__EXERCISE DIRECTIONS__
How many of the lines contain the string "series"? Give the number, with no other words.

__STORED RECORDS__
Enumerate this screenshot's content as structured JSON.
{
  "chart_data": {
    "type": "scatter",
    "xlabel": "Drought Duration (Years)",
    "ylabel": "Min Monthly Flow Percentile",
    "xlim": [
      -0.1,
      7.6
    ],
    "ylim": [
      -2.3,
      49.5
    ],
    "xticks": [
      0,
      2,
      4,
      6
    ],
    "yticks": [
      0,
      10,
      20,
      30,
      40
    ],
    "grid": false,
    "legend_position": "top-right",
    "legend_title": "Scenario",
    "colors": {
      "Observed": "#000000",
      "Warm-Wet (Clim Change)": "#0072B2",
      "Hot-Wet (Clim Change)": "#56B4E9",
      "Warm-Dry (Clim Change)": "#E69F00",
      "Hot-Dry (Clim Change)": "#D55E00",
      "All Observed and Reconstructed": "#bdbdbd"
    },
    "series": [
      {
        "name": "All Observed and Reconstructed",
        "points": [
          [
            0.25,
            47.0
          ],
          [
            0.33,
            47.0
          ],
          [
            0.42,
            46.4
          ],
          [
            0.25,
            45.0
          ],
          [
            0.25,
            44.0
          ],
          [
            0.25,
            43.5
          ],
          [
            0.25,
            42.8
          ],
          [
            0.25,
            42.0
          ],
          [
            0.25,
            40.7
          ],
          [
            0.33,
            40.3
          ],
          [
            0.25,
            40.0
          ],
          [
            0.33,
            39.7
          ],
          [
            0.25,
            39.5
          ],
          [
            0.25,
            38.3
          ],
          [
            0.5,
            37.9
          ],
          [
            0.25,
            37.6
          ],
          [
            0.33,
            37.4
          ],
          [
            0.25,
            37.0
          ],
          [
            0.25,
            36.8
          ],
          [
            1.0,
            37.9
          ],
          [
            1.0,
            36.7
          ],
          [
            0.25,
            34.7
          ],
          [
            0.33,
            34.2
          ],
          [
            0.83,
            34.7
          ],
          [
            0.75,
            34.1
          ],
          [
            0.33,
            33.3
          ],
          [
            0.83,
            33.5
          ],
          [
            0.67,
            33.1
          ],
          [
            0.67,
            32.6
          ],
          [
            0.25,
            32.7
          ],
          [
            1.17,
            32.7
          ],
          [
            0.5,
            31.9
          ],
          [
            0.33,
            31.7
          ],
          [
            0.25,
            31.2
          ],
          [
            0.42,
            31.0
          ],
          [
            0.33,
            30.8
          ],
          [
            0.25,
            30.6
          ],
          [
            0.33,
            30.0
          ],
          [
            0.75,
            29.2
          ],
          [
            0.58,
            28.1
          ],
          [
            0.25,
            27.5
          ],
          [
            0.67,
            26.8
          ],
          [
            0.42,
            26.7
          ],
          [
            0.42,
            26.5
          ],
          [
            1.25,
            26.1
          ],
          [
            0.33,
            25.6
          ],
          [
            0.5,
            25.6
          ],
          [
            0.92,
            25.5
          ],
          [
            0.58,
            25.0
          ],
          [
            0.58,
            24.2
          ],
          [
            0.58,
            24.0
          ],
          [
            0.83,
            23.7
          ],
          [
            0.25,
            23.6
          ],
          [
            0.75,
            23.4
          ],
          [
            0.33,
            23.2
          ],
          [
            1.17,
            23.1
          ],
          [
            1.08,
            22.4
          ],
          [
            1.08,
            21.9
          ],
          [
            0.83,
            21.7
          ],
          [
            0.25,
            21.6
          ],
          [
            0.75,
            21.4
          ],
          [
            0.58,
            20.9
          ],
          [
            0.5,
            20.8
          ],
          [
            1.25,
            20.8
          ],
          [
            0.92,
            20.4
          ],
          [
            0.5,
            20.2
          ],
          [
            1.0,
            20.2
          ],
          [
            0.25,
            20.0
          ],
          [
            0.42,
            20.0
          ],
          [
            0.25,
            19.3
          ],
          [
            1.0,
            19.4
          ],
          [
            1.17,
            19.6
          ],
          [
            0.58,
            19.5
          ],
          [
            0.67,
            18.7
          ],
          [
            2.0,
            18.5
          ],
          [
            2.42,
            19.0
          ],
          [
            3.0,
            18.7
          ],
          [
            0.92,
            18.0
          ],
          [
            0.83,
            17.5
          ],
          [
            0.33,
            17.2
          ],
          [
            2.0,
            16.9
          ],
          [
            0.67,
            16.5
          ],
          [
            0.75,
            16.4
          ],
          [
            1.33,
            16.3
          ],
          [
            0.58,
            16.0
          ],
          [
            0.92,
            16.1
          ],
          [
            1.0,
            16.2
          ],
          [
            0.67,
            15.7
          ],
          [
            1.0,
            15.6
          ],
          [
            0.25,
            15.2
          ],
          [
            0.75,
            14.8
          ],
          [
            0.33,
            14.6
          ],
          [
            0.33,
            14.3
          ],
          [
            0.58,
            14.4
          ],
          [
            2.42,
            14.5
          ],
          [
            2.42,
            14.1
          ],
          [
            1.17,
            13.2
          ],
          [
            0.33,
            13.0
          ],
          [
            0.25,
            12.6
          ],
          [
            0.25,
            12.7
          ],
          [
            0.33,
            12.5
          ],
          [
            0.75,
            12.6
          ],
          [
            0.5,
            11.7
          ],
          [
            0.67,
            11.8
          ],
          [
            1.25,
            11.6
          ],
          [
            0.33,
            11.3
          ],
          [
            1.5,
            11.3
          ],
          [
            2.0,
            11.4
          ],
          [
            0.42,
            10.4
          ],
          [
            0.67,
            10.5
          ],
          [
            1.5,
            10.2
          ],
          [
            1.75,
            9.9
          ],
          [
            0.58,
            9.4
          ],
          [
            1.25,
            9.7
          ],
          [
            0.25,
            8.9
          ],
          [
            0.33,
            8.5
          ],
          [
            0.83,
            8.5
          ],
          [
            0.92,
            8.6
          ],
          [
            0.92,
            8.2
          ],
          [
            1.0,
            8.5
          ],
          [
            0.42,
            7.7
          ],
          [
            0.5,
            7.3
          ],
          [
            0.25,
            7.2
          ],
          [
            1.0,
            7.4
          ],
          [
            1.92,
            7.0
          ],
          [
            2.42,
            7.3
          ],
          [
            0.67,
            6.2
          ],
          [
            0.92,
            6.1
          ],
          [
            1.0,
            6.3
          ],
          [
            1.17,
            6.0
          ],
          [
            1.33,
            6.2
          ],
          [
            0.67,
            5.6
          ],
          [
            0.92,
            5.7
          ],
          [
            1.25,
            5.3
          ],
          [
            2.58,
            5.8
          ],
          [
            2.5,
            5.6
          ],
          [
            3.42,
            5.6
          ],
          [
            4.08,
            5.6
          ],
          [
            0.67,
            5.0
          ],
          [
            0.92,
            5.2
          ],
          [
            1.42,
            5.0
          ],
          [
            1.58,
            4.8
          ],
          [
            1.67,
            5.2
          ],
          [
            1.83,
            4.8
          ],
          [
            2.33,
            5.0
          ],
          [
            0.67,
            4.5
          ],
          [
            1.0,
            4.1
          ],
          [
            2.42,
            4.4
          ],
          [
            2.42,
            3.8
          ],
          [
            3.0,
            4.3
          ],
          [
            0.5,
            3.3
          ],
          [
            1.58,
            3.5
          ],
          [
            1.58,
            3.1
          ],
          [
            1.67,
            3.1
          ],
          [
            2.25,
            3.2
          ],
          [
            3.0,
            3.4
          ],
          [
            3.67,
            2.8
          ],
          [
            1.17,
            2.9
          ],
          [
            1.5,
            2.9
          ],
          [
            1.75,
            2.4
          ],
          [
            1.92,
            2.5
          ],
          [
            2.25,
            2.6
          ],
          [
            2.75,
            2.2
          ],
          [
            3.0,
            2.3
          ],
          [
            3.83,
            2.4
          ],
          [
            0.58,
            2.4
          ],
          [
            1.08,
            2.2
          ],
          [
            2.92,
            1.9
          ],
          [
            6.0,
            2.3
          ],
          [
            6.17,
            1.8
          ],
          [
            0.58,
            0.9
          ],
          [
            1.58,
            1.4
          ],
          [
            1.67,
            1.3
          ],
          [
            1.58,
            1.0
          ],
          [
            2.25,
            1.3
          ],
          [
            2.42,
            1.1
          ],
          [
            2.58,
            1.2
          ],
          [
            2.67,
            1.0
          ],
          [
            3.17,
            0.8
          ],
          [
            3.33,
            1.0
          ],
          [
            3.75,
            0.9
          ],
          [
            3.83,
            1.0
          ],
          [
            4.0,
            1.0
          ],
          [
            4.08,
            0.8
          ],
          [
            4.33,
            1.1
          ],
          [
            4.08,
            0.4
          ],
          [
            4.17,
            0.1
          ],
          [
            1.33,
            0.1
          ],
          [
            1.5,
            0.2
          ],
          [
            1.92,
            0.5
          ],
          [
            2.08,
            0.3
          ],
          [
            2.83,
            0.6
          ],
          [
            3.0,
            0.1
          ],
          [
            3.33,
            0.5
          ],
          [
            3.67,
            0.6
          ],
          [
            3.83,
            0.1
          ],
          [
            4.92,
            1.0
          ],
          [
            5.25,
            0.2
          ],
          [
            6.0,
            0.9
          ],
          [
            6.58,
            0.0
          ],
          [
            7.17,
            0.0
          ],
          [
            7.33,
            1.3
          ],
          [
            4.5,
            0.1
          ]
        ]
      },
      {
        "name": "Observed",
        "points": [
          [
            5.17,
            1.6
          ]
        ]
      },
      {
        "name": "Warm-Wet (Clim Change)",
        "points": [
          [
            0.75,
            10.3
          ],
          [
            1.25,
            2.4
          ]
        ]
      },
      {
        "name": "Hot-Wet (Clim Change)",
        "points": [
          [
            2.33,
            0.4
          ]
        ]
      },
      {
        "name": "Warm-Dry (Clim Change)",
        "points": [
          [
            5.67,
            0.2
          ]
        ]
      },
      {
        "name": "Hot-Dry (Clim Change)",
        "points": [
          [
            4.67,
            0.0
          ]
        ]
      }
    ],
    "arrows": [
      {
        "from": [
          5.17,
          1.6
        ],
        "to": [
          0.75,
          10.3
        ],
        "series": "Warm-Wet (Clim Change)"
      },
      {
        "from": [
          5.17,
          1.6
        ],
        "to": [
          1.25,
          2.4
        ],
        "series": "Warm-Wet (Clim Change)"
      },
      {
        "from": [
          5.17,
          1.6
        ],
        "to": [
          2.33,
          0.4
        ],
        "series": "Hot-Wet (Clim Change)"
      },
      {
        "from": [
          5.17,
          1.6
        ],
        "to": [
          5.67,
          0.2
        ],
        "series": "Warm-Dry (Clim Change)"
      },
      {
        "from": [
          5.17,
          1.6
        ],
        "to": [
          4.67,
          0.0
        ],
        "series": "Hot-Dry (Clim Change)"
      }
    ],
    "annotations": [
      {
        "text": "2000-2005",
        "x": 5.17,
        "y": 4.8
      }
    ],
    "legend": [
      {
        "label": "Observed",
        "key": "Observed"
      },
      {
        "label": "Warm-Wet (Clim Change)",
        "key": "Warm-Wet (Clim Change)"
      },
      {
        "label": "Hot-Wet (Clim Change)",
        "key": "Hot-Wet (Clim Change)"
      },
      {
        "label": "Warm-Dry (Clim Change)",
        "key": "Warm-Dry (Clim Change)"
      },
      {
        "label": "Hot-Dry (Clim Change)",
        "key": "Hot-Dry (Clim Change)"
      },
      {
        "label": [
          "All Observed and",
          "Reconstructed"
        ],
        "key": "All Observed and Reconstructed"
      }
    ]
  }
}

__ANSWER__
6